* TASKS:
1. In the excerpt on plotting latent infections, what label is given to the posterior median line in the figure?
2. Repeat word for word the part of the latent-infections excerpt from "# Add the posterior" to "axes.legend()".

* EXCERPT PROVIDED:
━━━━━━━━━━

We can also look at credible intervals for the posterior distribution of latent infections:

x_data = (
    idata.posterior["all_latent_infections_dim_0"] - n_initialization_points
)
y_data = idata.posterior["all_latent_infections"]

fig, axes = plt.subplots(figsize=(6, 5))
az.plot_hdi(
    x_data,
    y_data,
    hdi_prob=0.9,
    color="C0",
    smooth=False,
    fill_kwargs={"alpha": 0.3},
    ax=axes,
)

az.plot_hdi(
    x_data,
    y_data,
    hdi_prob=0.5,
    color="C0",
    smooth=False,
    fill_kwargs={"alpha": 0.6},
    ax=axes,
)

# Add the posterior median to the figure
median_ts = y_data.median(dim=["chain", "draw"])
axes.plot(x_data, median_ts, color="C0", label="Median")
axes.legend()

━━━━━━━━━━

Page layout parsing data:
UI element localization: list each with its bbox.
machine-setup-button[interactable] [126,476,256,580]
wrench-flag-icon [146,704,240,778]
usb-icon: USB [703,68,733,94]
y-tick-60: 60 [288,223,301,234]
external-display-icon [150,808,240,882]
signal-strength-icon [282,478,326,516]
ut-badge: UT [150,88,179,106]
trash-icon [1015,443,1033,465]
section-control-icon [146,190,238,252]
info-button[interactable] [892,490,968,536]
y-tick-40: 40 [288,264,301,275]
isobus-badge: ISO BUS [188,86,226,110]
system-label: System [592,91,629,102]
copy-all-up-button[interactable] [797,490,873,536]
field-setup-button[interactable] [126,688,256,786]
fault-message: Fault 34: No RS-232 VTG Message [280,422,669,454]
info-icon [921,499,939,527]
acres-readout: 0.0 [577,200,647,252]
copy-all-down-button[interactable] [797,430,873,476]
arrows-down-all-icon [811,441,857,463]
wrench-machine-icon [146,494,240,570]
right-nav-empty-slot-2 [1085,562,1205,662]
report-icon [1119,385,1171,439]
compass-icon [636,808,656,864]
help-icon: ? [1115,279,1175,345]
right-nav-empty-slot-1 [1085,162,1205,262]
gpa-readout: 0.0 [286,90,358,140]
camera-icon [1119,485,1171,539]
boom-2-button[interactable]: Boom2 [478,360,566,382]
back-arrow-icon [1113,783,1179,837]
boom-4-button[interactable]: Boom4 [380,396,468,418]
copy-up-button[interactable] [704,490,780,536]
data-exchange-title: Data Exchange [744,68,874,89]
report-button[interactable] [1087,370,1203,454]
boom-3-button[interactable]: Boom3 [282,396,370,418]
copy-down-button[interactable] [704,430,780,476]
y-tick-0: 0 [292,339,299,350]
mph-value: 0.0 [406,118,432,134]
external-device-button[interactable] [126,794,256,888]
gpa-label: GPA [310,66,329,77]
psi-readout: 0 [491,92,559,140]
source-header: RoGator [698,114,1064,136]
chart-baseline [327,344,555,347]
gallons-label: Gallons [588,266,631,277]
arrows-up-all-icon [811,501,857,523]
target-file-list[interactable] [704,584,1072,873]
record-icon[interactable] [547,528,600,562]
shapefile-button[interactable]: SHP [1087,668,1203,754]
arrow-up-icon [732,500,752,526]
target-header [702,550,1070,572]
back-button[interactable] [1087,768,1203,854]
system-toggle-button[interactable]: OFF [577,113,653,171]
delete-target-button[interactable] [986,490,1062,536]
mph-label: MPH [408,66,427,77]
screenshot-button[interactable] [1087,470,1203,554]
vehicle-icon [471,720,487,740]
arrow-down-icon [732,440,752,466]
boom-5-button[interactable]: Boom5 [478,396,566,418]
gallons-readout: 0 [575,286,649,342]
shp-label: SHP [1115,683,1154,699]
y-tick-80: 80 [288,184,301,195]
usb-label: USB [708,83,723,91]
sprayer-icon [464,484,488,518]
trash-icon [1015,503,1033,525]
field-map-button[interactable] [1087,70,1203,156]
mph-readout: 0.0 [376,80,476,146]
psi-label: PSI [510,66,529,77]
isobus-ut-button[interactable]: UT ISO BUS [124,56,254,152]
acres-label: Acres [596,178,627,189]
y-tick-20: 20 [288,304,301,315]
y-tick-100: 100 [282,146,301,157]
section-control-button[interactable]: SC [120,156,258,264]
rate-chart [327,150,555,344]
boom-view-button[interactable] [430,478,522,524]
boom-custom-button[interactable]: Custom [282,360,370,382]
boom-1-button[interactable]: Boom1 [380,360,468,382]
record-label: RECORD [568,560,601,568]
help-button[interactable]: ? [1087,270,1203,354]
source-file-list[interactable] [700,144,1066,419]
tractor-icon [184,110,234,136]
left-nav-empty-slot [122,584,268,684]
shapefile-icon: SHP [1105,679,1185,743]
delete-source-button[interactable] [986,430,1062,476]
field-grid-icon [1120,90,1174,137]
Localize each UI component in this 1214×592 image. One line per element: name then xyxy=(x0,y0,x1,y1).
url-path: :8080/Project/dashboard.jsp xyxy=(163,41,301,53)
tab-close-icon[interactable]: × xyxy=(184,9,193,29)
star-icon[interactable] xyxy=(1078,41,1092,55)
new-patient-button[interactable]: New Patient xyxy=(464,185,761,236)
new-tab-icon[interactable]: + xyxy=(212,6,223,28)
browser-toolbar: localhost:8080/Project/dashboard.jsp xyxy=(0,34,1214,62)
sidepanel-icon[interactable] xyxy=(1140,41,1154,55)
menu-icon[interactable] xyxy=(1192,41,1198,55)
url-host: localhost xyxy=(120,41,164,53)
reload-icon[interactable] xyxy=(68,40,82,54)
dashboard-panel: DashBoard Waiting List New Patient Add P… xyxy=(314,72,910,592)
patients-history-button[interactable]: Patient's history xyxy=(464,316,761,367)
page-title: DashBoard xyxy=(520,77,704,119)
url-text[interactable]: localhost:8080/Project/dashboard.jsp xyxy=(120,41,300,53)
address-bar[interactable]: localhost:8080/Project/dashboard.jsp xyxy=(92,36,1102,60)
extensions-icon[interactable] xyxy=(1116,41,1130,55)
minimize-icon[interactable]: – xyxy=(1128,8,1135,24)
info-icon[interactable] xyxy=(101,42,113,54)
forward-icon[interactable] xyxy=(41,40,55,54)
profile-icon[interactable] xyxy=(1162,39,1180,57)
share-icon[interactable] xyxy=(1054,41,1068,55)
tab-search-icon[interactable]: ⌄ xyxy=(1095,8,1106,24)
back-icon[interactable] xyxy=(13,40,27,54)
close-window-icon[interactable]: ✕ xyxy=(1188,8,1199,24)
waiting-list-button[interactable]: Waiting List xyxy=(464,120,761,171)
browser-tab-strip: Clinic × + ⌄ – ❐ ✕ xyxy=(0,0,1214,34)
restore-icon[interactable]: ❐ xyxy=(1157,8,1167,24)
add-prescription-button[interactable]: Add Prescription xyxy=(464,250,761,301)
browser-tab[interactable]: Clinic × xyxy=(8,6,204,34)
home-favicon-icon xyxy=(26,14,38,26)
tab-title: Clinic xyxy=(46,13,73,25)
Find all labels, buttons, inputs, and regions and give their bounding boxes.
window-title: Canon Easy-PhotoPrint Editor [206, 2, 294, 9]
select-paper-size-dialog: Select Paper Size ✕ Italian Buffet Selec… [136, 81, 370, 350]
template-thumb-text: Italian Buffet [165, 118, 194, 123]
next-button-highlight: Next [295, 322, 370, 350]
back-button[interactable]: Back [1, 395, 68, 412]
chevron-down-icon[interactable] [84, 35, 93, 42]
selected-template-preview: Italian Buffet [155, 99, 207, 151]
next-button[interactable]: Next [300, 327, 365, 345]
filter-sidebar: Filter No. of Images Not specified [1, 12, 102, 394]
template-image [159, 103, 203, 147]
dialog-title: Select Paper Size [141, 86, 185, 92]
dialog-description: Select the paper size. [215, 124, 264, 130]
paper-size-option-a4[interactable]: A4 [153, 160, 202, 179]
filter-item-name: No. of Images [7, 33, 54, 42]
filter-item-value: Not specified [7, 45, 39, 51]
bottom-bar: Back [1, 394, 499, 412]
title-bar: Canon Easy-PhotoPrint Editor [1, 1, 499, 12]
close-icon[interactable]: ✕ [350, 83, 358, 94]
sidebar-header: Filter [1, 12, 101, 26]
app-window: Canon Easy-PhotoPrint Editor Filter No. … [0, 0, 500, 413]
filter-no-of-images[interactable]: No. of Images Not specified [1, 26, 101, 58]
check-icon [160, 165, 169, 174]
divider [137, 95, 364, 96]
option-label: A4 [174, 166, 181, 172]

━━━━━━━━━━

* SOLUTION LIST:
1. "Median"

2.
# Add the posterior median to the figure
median_ts = y_data.median(dim=["chain", "draw"])
axes.plot(x_data, median_ts, color="C0", label="Median")
axes.legend()